### EXERCISE INPUT

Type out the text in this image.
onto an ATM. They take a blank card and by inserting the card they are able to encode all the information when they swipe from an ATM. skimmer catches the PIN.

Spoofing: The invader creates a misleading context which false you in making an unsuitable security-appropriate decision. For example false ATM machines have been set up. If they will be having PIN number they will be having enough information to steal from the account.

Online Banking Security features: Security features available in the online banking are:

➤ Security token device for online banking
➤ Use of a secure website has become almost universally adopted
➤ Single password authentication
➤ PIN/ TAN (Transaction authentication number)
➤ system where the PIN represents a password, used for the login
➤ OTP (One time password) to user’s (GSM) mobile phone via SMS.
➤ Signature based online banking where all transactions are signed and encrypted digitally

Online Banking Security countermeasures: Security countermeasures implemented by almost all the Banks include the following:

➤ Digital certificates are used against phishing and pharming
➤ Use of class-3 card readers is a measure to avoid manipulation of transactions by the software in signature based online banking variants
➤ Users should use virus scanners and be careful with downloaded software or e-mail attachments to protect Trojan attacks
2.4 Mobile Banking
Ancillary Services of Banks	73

######

▸ **WHAT TO PRODUCE**: Scan the records above. Return every line with "from" in it.

▸ **YOUR RESPONSE**:
onto an ATM. They take a blank card and by inserting the card they are able to encode all the information when they swipe from an ATM. skimmer catches the PIN.
Spoofing: The invader creates a misleading context which false you in making an unsuitable security-appropriate decision. For example false ATM machines have been set up. If they will be having PIN number they will be having enough information to steal from the account.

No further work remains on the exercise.